For this exercise, copy out each line of the material below that includes "Montreal".
========
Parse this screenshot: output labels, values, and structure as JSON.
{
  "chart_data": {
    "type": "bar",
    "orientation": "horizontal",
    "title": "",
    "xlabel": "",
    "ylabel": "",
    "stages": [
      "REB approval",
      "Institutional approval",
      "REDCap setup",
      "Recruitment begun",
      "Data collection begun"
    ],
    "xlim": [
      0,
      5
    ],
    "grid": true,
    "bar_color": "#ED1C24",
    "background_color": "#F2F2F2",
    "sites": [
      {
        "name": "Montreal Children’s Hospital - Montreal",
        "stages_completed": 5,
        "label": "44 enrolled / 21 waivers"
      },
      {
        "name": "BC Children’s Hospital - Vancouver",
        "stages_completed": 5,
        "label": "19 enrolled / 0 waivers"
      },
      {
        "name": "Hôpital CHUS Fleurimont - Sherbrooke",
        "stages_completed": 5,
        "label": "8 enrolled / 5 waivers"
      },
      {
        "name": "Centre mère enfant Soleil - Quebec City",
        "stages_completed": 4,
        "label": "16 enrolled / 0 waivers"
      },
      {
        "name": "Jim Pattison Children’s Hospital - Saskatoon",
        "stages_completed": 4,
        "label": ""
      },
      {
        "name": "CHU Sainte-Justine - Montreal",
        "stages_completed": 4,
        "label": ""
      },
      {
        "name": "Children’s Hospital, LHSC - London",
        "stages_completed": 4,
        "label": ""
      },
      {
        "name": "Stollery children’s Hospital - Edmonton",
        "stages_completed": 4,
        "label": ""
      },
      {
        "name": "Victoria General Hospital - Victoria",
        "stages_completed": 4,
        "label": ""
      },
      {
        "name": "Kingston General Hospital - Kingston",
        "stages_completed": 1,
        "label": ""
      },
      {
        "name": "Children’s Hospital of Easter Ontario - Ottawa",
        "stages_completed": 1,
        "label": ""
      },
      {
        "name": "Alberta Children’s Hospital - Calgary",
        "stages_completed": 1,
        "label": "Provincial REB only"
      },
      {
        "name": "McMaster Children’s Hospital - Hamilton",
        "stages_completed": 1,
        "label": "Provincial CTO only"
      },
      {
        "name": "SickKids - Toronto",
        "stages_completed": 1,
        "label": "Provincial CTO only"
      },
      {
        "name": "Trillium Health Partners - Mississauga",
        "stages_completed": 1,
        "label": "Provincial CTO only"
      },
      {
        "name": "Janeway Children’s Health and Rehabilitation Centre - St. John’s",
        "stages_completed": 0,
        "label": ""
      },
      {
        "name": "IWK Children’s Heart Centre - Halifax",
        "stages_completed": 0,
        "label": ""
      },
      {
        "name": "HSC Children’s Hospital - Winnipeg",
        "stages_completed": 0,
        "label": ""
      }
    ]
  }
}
========
● OUTPUT BELOW:
        "name": "Montreal Children’s Hospital - Montreal",
        "name": "CHU Sainte-Justine - Montreal",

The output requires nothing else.